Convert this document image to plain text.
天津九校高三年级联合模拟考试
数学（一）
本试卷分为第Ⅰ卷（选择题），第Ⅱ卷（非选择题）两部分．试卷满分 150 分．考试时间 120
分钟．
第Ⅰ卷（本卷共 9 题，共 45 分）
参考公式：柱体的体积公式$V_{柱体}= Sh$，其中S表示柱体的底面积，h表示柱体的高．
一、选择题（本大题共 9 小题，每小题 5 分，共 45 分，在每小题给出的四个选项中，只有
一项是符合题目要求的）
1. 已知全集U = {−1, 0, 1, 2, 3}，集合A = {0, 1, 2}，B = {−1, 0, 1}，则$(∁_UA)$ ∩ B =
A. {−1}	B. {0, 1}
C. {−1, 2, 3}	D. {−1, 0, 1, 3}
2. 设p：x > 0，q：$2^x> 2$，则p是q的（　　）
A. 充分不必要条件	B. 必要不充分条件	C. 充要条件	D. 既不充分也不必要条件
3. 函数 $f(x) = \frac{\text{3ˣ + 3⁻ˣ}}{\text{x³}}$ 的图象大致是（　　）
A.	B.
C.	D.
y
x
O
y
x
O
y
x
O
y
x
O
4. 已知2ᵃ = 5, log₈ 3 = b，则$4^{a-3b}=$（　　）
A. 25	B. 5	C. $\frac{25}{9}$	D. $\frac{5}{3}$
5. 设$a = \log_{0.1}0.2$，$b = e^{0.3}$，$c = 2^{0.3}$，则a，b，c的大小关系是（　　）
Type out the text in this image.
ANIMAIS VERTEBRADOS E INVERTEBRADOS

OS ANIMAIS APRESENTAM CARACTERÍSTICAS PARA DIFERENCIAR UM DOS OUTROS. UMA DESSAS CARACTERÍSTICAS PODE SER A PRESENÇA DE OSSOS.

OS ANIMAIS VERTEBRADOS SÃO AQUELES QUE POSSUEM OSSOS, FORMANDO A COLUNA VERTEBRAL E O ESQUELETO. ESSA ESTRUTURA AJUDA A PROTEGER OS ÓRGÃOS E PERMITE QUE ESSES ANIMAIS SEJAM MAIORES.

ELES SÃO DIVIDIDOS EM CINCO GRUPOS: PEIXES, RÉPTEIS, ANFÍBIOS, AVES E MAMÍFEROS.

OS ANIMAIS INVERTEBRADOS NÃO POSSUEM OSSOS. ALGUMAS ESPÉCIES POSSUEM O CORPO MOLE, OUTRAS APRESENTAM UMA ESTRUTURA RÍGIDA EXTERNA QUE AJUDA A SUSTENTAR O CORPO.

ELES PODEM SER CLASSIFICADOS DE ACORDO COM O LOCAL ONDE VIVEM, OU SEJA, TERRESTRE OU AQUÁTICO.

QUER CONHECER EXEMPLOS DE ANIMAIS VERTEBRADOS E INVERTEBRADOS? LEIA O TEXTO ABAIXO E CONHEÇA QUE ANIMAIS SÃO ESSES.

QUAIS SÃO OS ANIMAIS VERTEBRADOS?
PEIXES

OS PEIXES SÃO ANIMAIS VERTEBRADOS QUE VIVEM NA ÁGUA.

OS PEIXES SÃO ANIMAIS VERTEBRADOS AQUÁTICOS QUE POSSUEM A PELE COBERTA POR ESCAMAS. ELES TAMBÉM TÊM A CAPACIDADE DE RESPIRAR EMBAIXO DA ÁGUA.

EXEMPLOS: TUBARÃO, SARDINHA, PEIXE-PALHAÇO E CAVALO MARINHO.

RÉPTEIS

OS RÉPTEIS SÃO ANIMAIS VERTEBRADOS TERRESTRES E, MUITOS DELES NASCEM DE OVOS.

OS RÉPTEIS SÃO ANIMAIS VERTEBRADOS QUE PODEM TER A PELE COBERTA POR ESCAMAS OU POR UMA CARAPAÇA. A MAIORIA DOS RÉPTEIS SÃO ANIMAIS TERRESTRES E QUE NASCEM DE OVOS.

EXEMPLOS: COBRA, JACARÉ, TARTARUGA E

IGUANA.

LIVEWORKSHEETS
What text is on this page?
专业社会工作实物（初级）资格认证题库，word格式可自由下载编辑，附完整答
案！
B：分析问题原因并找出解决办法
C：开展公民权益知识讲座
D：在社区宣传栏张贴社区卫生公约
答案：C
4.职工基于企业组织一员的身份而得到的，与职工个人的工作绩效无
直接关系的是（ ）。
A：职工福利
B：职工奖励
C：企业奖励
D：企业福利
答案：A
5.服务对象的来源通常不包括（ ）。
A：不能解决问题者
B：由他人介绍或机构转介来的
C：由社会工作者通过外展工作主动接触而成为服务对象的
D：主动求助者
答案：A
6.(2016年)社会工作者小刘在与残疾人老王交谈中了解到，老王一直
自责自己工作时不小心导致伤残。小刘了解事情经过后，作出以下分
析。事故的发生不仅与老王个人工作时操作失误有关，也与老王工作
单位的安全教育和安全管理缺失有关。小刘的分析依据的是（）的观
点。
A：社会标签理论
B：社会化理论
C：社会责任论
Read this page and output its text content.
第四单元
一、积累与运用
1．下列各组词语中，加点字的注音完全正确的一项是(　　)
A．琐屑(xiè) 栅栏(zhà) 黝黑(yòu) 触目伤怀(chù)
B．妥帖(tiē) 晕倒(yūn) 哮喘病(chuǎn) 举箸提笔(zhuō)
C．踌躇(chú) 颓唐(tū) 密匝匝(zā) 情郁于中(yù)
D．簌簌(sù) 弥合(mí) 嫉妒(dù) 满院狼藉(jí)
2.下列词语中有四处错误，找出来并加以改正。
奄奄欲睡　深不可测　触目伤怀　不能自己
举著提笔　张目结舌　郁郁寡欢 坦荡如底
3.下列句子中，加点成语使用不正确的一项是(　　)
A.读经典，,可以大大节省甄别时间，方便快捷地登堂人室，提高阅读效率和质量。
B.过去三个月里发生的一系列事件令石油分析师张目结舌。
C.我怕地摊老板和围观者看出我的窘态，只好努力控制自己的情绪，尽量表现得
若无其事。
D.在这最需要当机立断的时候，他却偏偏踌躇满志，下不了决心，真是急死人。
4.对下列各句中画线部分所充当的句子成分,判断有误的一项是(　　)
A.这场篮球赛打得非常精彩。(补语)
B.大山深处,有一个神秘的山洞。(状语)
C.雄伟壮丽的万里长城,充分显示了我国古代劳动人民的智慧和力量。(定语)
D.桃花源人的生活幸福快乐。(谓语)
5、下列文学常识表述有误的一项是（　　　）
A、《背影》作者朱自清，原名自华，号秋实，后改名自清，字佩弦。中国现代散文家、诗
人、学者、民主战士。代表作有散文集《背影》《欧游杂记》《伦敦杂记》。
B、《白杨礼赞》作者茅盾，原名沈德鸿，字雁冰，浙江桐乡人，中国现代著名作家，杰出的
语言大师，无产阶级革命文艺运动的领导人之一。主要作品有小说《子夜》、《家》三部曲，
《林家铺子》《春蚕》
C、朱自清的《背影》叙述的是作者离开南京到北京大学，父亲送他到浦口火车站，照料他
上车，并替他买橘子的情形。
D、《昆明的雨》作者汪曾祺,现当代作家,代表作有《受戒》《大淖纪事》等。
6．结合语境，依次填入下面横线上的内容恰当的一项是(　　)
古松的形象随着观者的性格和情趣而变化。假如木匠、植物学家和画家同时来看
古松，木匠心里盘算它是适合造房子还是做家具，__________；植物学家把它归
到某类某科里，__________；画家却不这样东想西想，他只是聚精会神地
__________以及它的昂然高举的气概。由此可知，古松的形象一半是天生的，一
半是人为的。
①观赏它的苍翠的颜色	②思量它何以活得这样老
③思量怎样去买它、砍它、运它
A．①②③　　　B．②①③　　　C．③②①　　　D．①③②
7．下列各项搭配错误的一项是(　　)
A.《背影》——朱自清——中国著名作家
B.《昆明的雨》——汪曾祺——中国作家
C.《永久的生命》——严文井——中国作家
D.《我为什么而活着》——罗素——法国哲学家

------------------------------------------------------------

Check each line above for the word "NASCEM" and copy the ones that have it.

OS RÉPTEIS SÃO ANIMAIS VERTEBRADOS TERRESTRES E, MUITOS DELES NASCEM DE OVOS.
OS RÉPTEIS SÃO ANIMAIS VERTEBRADOS QUE PODEM TER A PELE COBERTA POR ESCAMAS OU POR UMA CARAPAÇA. A MAIORIA DOS RÉPTEIS SÃO ANIMAIS TERRESTRES E QUE NASCEM DE OVOS.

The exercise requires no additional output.